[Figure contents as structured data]
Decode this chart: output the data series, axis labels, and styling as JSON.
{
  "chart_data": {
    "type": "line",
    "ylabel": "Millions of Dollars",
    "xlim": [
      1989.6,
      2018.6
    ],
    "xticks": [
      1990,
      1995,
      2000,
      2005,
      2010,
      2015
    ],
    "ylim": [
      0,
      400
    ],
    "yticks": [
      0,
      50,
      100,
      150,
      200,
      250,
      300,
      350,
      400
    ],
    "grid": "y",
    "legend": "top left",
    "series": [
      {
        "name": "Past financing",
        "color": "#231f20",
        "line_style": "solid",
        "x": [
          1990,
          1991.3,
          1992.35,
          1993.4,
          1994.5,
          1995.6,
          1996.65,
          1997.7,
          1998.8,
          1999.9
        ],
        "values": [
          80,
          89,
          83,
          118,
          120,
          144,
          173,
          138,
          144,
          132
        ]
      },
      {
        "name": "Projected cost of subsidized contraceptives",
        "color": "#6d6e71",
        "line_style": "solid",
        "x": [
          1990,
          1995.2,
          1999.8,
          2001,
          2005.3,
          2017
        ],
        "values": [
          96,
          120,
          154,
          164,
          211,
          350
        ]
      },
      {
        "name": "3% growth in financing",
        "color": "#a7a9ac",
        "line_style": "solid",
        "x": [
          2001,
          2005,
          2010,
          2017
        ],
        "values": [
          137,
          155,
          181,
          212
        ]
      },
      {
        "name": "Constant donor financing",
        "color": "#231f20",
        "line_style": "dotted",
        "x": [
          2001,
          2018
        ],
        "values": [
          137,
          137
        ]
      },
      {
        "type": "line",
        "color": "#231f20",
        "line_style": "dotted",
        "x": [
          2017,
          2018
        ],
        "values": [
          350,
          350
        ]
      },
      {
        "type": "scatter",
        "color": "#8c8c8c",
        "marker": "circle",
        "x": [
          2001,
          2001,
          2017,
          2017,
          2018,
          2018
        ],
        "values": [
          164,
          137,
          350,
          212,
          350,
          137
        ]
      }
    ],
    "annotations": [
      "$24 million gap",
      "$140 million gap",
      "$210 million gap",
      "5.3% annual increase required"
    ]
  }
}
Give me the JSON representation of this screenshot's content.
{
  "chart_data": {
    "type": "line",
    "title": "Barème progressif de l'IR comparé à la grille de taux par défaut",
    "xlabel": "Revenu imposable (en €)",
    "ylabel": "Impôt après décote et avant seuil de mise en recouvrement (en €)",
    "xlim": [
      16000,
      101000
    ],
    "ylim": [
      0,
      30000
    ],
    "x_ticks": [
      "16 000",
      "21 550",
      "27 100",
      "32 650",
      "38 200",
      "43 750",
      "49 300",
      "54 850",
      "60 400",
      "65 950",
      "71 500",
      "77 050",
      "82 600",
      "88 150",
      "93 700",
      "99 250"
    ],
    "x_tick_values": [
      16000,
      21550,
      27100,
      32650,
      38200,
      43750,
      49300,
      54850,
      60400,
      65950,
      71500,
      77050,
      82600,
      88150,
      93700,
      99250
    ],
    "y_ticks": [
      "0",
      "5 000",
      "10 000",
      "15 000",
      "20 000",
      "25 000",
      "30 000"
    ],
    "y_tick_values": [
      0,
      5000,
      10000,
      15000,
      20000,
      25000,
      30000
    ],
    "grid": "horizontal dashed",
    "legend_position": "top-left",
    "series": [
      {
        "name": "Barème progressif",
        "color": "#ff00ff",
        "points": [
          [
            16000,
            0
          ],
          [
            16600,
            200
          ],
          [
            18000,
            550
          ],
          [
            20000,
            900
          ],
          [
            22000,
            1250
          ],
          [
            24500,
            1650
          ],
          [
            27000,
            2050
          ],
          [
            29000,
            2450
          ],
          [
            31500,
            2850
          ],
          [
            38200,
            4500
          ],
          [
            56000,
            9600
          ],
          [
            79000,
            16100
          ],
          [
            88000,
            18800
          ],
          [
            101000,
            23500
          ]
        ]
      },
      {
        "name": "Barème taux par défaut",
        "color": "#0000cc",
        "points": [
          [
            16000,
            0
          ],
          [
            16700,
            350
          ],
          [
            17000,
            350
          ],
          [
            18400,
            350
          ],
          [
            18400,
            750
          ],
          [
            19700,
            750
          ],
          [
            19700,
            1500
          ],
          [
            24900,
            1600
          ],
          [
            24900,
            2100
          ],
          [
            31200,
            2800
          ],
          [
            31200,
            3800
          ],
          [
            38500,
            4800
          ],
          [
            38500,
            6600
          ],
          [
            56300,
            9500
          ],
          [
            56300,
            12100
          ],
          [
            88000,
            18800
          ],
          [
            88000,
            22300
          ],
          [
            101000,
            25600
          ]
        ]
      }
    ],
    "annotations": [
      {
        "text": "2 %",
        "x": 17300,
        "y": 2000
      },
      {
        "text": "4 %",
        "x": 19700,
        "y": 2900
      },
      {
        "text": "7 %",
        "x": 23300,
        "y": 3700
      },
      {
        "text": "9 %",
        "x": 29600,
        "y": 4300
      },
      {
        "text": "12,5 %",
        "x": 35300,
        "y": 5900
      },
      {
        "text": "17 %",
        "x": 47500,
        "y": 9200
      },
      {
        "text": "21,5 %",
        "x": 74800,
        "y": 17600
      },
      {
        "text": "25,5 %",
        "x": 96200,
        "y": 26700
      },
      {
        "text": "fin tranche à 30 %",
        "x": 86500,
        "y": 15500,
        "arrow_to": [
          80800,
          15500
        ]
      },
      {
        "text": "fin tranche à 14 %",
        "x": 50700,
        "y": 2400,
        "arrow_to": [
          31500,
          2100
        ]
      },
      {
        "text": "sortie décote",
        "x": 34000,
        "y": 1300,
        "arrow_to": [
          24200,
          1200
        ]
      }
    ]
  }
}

GOAL:
Repeat the data above, word for word.

TASK SOLUTION:
Decode this chart: output the data series, axis labels, and styling as JSON.
{
  "chart_data": {
    "type": "line",
    "ylabel": "Millions of Dollars",
    "xlim": [
      1989.6,
      2018.6
    ],
    "xticks": [
      1990,
      1995,
      2000,
      2005,
      2010,
      2015
    ],
    "ylim": [
      0,
      400
    ],
    "yticks": [
      0,
      50,
      100,
      150,
      200,
      250,
      300,
      350,
      400
    ],
    "grid": "y",
    "legend": "top left",
    "series": [
      {
        "name": "Past financing",
        "color": "#231f20",
        "line_style": "solid",
        "x": [
          1990,
          1991.3,
          1992.35,
          1993.4,
          1994.5,
          1995.6,
          1996.65,
          1997.7,
          1998.8,
          1999.9
        ],
        "values": [
          80,
          89,
          83,
          118,
          120,
          144,
          173,
          138,
          144,
          132
        ]
      },
      {
        "name": "Projected cost of subsidized contraceptives",
        "color": "#6d6e71",
        "line_style": "solid",
        "x": [
          1990,
          1995.2,
          1999.8,
          2001,
          2005.3,
          2017
        ],
        "values": [
          96,
          120,
          154,
          164,
          211,
          350
        ]
      },
      {
        "name": "3% growth in financing",
        "color": "#a7a9ac",
        "line_style": "solid",
        "x": [
          2001,
          2005,
          2010,
          2017
        ],
        "values": [
          137,
          155,
          181,
          212
        ]
      },
      {
        "name": "Constant donor financing",
        "color": "#231f20",
        "line_style": "dotted",
        "x": [
          2001,
          2018
        ],
        "values": [
          137,
          137
        ]
      },
      {
        "type": "line",
        "color": "#231f20",
        "line_style": "dotted",
        "x": [
          2017,
          2018
        ],
        "values": [
          350,
          350
        ]
      },
      {
        "type": "scatter",
        "color": "#8c8c8c",
        "marker": "circle",
        "x": [
          2001,
          2001,
          2017,
          2017,
          2018,
          2018
        ],
        "values": [
          164,
          137,
          350,
          212,
          350,
          137
        ]
      }
    ],
    "annotations": [
      "$24 million gap",
      "$140 million gap",
      "$210 million gap",
      "5.3% annual increase required"
    ]
  }
}
Give me the JSON representation of this screenshot's content.
{
  "chart_data": {
    "type": "line",
    "title": "Barème progressif de l'IR comparé à la grille de taux par défaut",
    "xlabel": "Revenu imposable (en €)",
    "ylabel": "Impôt après décote et avant seuil de mise en recouvrement (en €)",
    "xlim": [
      16000,
      101000
    ],
    "ylim": [
      0,
      30000
    ],
    "x_ticks": [
      "16 000",
      "21 550",
      "27 100",
      "32 650",
      "38 200",
      "43 750",
      "49 300",
      "54 850",
      "60 400",
      "65 950",
      "71 500",
      "77 050",
      "82 600",
      "88 150",
      "93 700",
      "99 250"
    ],
    "x_tick_values": [
      16000,
      21550,
      27100,
      32650,
      38200,
      43750,
      49300,
      54850,
      60400,
      65950,
      71500,
      77050,
      82600,
      88150,
      93700,
      99250
    ],
    "y_ticks": [
      "0",
      "5 000",
      "10 000",
      "15 000",
      "20 000",
      "25 000",
      "30 000"
    ],
    "y_tick_values": [
      0,
      5000,
      10000,
      15000,
      20000,
      25000,
      30000
    ],
    "grid": "horizontal dashed",
    "legend_position": "top-left",
    "series": [
      {
        "name": "Barème progressif",
        "color": "#ff00ff",
        "points": [
          [
            16000,
            0
          ],
          [
            16600,
            200
          ],
          [
            18000,
            550
          ],
          [
            20000,
            900
          ],
          [
            22000,
            1250
          ],
          [
            24500,
            1650
          ],
          [
            27000,
            2050
          ],
          [
            29000,
            2450
          ],
          [
            31500,
            2850
          ],
          [
            38200,
            4500
          ],
          [
            56000,
            9600
          ],
          [
            79000,
            16100
          ],
          [
            88000,
            18800
          ],
          [
            101000,
            23500
          ]
        ]
      },
      {
        "name": "Barème taux par défaut",
        "color": "#0000cc",
        "points": [
          [
            16000,
            0
          ],
          [
            16700,
            350
          ],
          [
            17000,
            350
          ],
          [
            18400,
            350
          ],
          [
            18400,
            750
          ],
          [
            19700,
            750
          ],
          [
            19700,
            1500
          ],
          [
            24900,
            1600
          ],
          [
            24900,
            2100
          ],
          [
            31200,
            2800
          ],
          [
            31200,
            3800
          ],
          [
            38500,
            4800
          ],
          [
            38500,
            6600
          ],
          [
            56300,
            9500
          ],
          [
            56300,
            12100
          ],
          [
            88000,
            18800
          ],
          [
            88000,
            22300
          ],
          [
            101000,
            25600
          ]
        ]
      }
    ],
    "annotations": [
      {
        "text": "2 %",
        "x": 17300,
        "y": 2000
      },
      {
        "text": "4 %",
        "x": 19700,
        "y": 2900
      },
      {
        "text": "7 %",
        "x": 23300,
        "y": 3700
      },
      {
        "text": "9 %",
        "x": 29600,
        "y": 4300
      },
      {
        "text": "12,5 %",
        "x": 35300,
        "y": 5900
      },
      {
        "text": "17 %",
        "x": 47500,
        "y": 9200
      },
      {
        "text": "21,5 %",
        "x": 74800,
        "y": 17600
      },
      {
        "text": "25,5 %",
        "x": 96200,
        "y": 26700
      },
      {
        "text": "fin tranche à 30 %",
        "x": 86500,
        "y": 15500,
        "arrow_to": [
          80800,
          15500
        ]
      },
      {
        "text": "fin tranche à 14 %",
        "x": 50700,
        "y": 2400,
        "arrow_to": [
          31500,
          2100
        ]
      },
      {
        "text": "sortie décote",
        "x": 34000,
        "y": 1300,
        "arrow_to": [
          24200,
          1200
        ]
      }
    ]
  }
}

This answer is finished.